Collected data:
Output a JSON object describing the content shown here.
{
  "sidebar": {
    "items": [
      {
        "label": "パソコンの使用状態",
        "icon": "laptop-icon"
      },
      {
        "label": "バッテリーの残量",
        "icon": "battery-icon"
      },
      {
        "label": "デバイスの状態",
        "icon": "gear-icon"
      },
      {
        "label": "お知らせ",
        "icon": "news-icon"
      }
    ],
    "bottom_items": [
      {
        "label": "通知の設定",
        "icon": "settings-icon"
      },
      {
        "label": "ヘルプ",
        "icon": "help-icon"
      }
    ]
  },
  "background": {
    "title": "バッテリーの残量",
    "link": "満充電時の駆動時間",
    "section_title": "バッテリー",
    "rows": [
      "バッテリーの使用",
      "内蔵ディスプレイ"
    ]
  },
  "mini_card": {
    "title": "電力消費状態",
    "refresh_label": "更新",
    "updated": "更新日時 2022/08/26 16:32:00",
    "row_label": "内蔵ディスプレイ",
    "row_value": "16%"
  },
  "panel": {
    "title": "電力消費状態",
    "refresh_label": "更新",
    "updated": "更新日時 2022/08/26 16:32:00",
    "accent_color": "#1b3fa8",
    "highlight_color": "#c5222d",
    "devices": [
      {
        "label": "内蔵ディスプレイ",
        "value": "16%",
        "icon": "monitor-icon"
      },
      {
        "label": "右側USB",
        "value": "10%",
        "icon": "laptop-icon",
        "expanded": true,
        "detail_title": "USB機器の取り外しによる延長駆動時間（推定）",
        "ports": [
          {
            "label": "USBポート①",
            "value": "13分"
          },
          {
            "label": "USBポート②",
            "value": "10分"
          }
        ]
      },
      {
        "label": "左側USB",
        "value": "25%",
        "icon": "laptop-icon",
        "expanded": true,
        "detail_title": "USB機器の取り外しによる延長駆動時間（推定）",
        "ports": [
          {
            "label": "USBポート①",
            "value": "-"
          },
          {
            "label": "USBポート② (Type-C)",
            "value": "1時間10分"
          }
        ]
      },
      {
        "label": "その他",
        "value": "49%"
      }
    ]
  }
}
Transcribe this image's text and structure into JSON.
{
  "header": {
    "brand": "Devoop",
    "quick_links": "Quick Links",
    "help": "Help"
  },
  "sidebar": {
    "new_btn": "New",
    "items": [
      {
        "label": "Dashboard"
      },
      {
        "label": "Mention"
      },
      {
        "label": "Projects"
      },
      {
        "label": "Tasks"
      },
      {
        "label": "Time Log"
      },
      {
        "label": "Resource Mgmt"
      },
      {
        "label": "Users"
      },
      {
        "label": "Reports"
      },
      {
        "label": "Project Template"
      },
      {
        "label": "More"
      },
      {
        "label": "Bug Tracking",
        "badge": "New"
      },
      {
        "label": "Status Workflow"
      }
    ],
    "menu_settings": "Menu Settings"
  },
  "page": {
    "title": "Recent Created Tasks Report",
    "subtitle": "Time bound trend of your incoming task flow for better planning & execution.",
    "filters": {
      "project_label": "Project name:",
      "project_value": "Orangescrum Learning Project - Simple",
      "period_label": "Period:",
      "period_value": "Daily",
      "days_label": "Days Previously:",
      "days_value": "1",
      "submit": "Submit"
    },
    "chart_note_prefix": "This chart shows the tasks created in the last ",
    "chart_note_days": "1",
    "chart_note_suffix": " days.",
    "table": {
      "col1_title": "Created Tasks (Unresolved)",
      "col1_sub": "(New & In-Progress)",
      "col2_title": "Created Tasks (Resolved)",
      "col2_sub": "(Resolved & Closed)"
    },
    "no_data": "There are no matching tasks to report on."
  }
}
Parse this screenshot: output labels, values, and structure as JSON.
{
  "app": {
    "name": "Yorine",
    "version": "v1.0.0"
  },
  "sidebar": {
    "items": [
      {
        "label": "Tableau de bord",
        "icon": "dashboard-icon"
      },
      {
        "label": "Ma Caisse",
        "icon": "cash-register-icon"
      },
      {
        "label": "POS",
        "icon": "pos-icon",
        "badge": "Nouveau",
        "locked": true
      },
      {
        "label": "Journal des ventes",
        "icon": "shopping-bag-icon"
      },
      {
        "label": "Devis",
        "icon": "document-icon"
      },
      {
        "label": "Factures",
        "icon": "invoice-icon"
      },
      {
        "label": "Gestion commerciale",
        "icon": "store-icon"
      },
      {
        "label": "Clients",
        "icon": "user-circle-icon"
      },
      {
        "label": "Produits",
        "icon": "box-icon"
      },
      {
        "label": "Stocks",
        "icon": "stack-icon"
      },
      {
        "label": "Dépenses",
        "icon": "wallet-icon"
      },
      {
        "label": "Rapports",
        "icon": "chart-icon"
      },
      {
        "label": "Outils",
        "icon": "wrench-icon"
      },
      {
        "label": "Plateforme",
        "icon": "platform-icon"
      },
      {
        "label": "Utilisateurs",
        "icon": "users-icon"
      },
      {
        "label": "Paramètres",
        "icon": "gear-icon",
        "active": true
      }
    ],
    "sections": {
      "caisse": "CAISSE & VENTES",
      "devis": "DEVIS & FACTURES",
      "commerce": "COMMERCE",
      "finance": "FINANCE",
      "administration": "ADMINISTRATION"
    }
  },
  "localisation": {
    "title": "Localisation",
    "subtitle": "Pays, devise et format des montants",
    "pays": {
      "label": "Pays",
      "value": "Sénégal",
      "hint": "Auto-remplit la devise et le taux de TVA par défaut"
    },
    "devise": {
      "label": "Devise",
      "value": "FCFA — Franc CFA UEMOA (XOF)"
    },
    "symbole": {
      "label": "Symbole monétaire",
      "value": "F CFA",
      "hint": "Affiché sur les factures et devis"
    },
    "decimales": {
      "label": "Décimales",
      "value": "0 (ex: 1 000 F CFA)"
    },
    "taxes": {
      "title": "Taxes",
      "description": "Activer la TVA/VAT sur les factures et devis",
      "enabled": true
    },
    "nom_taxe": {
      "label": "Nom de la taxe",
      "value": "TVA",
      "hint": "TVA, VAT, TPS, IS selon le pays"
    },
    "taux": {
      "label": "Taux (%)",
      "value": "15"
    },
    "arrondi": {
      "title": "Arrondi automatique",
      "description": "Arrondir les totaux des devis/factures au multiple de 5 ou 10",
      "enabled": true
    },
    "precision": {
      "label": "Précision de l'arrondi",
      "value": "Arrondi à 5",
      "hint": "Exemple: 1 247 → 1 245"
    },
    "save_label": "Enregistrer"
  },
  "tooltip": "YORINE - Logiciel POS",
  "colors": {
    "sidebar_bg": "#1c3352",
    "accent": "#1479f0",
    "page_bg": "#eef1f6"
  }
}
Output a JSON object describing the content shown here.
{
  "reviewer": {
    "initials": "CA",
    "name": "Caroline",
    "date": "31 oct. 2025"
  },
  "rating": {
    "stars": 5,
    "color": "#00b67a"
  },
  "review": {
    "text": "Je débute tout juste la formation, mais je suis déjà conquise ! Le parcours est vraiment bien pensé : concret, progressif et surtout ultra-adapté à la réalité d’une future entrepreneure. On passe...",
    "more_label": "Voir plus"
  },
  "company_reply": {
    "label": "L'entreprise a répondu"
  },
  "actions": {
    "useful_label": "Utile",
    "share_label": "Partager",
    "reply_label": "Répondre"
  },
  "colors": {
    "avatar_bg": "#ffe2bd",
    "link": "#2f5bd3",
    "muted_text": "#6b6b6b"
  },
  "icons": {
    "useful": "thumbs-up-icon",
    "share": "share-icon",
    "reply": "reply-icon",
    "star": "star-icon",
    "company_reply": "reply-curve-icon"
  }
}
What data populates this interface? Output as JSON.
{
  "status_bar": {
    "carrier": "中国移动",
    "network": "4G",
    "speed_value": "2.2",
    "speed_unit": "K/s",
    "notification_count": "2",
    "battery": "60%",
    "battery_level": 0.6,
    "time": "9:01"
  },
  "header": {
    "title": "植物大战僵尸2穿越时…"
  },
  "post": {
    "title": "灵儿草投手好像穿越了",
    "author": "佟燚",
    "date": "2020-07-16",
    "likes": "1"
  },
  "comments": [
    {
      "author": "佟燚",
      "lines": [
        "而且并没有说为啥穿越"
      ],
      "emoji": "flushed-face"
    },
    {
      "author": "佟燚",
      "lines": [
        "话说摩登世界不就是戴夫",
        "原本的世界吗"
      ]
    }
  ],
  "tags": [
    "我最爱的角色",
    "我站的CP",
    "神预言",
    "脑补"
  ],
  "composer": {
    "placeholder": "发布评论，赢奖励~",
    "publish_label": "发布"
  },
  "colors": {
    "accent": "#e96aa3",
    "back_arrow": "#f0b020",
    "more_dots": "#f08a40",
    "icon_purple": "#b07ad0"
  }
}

[Exercise task]
Go through the material above and copy each line that has the word "JSON".

[Exercise output]
Output a JSON object describing the content shown here.
Transcribe this image's text and structure into JSON.
Parse this screenshot: output labels, values, and structure as JSON.
Output a JSON object describing the content shown here.
What data populates this interface? Output as JSON.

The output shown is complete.